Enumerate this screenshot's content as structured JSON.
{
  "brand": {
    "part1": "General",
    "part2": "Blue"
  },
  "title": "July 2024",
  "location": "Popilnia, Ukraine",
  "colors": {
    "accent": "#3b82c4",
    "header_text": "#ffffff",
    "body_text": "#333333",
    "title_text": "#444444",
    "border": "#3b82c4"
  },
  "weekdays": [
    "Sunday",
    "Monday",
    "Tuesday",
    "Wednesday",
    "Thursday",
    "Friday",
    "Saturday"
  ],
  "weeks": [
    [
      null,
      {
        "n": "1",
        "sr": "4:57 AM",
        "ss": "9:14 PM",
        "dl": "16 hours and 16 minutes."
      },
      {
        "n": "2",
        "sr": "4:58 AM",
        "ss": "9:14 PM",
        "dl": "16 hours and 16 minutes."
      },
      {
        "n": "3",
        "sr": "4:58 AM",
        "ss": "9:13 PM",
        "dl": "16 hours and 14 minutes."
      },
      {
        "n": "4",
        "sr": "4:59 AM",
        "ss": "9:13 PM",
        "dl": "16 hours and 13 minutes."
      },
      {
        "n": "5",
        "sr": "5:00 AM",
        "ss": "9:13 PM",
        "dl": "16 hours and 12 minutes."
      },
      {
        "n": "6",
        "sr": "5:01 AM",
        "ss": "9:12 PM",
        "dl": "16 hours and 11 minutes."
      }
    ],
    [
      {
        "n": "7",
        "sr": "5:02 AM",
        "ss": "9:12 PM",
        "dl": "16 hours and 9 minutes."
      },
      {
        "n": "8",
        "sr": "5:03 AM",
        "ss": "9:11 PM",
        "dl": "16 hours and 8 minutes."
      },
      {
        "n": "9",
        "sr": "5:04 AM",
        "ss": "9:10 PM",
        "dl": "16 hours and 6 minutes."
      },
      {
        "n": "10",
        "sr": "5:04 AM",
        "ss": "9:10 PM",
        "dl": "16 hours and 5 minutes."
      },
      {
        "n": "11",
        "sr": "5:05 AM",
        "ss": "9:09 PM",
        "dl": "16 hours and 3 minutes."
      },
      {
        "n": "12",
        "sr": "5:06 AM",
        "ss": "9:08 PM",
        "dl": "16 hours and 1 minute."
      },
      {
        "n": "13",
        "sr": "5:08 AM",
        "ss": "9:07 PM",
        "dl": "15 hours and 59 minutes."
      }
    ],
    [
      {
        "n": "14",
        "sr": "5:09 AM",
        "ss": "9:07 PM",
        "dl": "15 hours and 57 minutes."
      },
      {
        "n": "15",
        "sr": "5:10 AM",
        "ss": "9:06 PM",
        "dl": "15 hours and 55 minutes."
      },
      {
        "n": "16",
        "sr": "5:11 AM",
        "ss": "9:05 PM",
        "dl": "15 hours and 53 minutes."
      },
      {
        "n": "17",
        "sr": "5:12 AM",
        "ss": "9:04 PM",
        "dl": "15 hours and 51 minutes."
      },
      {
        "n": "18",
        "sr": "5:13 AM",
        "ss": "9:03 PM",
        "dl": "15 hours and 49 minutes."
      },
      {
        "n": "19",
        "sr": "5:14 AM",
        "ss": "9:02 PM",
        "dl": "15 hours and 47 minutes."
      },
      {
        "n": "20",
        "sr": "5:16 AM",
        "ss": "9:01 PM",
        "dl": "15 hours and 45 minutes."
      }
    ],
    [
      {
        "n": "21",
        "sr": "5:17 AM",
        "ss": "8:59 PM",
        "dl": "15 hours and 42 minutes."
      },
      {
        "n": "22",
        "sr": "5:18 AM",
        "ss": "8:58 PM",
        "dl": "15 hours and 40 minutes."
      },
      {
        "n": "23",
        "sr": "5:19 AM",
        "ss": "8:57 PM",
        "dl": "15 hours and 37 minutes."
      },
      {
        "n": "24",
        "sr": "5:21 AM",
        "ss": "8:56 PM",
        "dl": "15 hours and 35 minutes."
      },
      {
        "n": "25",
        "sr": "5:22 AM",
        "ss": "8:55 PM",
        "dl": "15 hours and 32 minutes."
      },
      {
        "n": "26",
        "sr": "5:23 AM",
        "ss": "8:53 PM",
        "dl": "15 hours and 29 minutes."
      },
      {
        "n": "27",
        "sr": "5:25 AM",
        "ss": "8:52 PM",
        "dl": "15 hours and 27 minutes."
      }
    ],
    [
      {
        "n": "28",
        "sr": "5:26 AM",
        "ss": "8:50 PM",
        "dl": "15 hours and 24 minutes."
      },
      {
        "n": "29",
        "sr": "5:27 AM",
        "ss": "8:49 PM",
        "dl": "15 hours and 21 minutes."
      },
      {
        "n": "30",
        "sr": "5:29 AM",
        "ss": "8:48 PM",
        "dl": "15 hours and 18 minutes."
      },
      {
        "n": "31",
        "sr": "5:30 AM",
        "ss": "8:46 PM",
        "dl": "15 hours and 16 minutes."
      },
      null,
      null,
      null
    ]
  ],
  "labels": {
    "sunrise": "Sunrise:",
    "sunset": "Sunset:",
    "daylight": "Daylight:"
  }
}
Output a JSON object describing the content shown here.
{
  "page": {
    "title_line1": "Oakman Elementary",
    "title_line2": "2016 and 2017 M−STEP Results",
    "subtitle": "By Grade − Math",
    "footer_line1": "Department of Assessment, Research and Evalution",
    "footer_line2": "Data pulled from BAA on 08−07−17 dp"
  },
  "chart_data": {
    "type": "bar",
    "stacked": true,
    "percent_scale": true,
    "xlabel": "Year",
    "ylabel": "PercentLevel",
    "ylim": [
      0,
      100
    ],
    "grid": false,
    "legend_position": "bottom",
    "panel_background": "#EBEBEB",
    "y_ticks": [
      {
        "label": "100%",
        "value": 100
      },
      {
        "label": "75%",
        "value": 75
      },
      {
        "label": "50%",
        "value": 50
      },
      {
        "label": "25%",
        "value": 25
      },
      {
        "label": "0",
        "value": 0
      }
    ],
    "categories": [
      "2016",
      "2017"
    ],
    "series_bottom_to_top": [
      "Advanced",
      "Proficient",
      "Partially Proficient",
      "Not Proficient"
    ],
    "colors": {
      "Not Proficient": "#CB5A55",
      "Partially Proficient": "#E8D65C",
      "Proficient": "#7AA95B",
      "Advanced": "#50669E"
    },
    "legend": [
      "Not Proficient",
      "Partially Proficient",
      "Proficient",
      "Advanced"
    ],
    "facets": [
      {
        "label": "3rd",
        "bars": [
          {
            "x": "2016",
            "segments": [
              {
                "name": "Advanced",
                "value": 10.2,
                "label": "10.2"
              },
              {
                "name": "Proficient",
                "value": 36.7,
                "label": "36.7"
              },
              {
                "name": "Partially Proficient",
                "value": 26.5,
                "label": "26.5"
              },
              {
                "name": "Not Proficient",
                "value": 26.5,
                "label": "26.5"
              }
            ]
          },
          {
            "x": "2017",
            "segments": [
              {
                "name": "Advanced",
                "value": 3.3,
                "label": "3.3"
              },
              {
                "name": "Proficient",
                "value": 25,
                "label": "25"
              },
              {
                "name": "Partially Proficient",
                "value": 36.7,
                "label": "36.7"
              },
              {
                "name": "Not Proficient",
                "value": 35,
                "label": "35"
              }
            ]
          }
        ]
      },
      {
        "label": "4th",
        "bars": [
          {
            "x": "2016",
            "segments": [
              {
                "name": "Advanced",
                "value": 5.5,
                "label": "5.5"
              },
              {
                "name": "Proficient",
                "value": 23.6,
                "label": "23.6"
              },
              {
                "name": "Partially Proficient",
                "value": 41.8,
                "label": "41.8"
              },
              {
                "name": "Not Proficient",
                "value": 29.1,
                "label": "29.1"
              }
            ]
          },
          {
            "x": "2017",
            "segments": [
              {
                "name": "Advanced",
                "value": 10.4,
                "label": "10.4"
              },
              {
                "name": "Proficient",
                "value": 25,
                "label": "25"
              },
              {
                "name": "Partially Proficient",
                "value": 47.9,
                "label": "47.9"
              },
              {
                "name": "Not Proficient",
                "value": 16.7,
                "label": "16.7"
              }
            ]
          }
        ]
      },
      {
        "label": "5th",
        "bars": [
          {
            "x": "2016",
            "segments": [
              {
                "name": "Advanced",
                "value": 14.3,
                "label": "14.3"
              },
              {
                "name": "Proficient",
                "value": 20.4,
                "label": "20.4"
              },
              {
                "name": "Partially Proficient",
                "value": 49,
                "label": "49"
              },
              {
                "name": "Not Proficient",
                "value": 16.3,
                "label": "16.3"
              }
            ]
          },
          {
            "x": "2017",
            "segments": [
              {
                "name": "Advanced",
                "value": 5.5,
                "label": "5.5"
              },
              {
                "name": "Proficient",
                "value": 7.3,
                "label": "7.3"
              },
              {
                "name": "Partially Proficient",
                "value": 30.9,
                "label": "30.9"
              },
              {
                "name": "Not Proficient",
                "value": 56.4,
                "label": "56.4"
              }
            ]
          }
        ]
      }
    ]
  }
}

> **Task details**: Pick out the lines that include the word "content" and write them out.

> **Result of this task**:
Enumerate this screenshot's content as structured JSON.
Output a JSON object describing the content shown here.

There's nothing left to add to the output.